◆ **Instructions to follow**: Transcribe all of the material exactly.

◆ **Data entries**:
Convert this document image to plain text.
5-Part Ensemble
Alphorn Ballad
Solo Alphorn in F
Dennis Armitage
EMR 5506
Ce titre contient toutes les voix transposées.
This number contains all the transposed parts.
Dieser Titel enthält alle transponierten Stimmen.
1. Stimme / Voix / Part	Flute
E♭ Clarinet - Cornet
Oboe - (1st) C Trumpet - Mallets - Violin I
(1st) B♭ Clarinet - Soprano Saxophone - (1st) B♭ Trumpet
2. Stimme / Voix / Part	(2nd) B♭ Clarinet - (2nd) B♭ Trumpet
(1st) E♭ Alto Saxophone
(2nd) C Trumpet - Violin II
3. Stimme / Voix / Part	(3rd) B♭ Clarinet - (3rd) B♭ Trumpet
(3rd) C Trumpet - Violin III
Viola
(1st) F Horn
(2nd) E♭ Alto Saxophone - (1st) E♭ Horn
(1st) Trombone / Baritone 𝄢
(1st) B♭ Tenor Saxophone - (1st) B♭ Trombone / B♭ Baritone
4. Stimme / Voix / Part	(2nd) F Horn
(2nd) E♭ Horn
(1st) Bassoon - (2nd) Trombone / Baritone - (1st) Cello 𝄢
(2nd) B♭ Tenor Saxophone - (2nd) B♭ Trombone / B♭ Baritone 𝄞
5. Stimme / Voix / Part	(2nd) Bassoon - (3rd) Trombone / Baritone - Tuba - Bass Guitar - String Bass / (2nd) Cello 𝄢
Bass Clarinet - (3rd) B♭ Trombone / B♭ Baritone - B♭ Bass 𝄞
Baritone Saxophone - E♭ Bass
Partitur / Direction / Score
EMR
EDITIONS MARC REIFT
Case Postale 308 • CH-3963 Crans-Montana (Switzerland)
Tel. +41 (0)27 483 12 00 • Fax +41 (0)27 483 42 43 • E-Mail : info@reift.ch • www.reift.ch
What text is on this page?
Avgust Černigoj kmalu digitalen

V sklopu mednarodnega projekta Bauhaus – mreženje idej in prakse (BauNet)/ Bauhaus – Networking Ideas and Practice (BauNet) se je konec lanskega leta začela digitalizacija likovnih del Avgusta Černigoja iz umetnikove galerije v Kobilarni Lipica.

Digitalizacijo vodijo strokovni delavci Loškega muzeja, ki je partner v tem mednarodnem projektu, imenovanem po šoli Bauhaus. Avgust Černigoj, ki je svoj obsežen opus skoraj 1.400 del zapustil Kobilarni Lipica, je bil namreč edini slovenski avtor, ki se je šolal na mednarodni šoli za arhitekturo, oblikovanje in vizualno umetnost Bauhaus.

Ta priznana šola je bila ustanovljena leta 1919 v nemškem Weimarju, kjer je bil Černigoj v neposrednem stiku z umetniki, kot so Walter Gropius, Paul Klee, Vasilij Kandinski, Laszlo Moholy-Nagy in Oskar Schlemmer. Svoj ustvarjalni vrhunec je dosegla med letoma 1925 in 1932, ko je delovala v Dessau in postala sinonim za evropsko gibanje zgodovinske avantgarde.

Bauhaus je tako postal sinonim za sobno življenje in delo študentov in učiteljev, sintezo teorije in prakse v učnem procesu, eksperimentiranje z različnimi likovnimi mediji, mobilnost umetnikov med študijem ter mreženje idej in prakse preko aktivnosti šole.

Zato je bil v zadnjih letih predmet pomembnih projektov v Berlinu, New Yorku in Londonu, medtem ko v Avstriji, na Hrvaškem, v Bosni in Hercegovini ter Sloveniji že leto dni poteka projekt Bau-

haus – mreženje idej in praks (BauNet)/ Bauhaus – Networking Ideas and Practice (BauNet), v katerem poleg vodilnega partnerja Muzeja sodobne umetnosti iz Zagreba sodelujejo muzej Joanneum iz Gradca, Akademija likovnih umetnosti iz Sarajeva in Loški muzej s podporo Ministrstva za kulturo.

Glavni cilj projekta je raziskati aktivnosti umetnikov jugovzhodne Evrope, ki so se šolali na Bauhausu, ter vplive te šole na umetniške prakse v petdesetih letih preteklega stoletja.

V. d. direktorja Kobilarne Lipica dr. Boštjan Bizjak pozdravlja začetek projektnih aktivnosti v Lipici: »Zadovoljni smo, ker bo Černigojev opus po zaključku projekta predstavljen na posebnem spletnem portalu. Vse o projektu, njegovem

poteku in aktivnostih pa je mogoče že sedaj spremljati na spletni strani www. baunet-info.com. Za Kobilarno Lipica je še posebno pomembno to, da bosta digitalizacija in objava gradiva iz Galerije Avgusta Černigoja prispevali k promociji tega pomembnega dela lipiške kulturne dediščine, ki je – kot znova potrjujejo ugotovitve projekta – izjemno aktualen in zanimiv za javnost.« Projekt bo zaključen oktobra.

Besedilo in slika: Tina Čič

◆ **Worked solution**:
Convert this document image to plain text.
5-Part Ensemble
Alphorn Ballad
Solo Alphorn in F
Dennis Armitage
EMR 5506
Ce titre contient toutes les voix transposées.
This number contains all the transposed parts.
Dieser Titel enthält alle transponierten Stimmen.
1. Stimme / Voix / Part	Flute
E♭ Clarinet - Cornet
Oboe - (1st) C Trumpet - Mallets - Violin I
(1st) B♭ Clarinet - Soprano Saxophone - (1st) B♭ Trumpet
2. Stimme / Voix / Part	(2nd) B♭ Clarinet - (2nd) B♭ Trumpet
(1st) E♭ Alto Saxophone
(2nd) C Trumpet - Violin II
3. Stimme / Voix / Part	(3rd) B♭ Clarinet - (3rd) B♭ Trumpet
(3rd) C Trumpet - Violin III
Viola
(1st) F Horn
(2nd) E♭ Alto Saxophone - (1st) E♭ Horn
(1st) Trombone / Baritone 𝄢
(1st) B♭ Tenor Saxophone - (1st) B♭ Trombone / B♭ Baritone
4. Stimme / Voix / Part	(2nd) F Horn
(2nd) E♭ Horn
(1st) Bassoon - (2nd) Trombone / Baritone - (1st) Cello 𝄢
(2nd) B♭ Tenor Saxophone - (2nd) B♭ Trombone / B♭ Baritone 𝄞
5. Stimme / Voix / Part	(2nd) Bassoon - (3rd) Trombone / Baritone - Tuba - Bass Guitar - String Bass / (2nd) Cello 𝄢
Bass Clarinet - (3rd) B♭ Trombone / B♭ Baritone - B♭ Bass 𝄞
Baritone Saxophone - E♭ Bass
Partitur / Direction / Score
EMR
EDITIONS MARC REIFT
Case Postale 308 • CH-3963 Crans-Montana (Switzerland)
Tel. +41 (0)27 483 12 00 • Fax +41 (0)27 483 42 43 • E-Mail : info@reift.ch • www.reift.ch
What text is on this page?
Avgust Černigoj kmalu digitalen

V sklopu mednarodnega projekta Bauhaus – mreženje idej in prakse (BauNet)/ Bauhaus – Networking Ideas and Practice (BauNet) se je konec lanskega leta začela digitalizacija likovnih del Avgusta Černigoja iz umetnikove galerije v Kobilarni Lipica.

Digitalizacijo vodijo strokovni delavci Loškega muzeja, ki je partner v tem mednarodnem projektu, imenovanem po šoli Bauhaus. Avgust Černigoj, ki je svoj obsežen opus skoraj 1.400 del zapustil Kobilarni Lipica, je bil namreč edini slovenski avtor, ki se je šolal na mednarodni šoli za arhitekturo, oblikovanje in vizualno umetnost Bauhaus.

Ta priznana šola je bila ustanovljena leta 1919 v nemškem Weimarju, kjer je bil Černigoj v neposrednem stiku z umetniki, kot so Walter Gropius, Paul Klee, Vasilij Kandinski, Laszlo Moholy-Nagy in Oskar Schlemmer. Svoj ustvarjalni vrhunec je dosegla med letoma 1925 in 1932, ko je delovala v Dessau in postala sinonim za evropsko gibanje zgodovinske avantgarde.

Bauhaus je tako postal sinonim za sobno življenje in delo študentov in učiteljev, sintezo teorije in prakse v učnem procesu, eksperimentiranje z različnimi likovnimi mediji, mobilnost umetnikov med študijem ter mreženje idej in prakse preko aktivnosti šole.

Zato je bil v zadnjih letih predmet pomembnih projektov v Berlinu, New Yorku in Londonu, medtem ko v Avstriji, na Hrvaškem, v Bosni in Hercegovini ter Sloveniji že leto dni poteka projekt Bau-

haus – mreženje idej in praks (BauNet)/ Bauhaus – Networking Ideas and Practice (BauNet), v katerem poleg vodilnega partnerja Muzeja sodobne umetnosti iz Zagreba sodelujejo muzej Joanneum iz Gradca, Akademija likovnih umetnosti iz Sarajeva in Loški muzej s podporo Ministrstva za kulturo.

Glavni cilj projekta je raziskati aktivnosti umetnikov jugovzhodne Evrope, ki so se šolali na Bauhausu, ter vplive te šole na umetniške prakse v petdesetih letih preteklega stoletja.

V. d. direktorja Kobilarne Lipica dr. Boštjan Bizjak pozdravlja začetek projektnih aktivnosti v Lipici: »Zadovoljni smo, ker bo Černigojev opus po zaključku projekta predstavljen na posebnem spletnem portalu. Vse o projektu, njegovem

poteku in aktivnostih pa je mogoče že sedaj spremljati na spletni strani www. baunet-info.com. Za Kobilarno Lipica je še posebno pomembno to, da bosta digitalizacija in objava gradiva iz Galerije Avgusta Černigoja prispevali k promociji tega pomembnega dela lipiške kulturne dediščine, ki je – kot znova potrjujejo ugotovitve projekta – izjemno aktualen in zanimiv za javnost.« Projekt bo zaključen oktobra.

Besedilo in slika: Tina Čič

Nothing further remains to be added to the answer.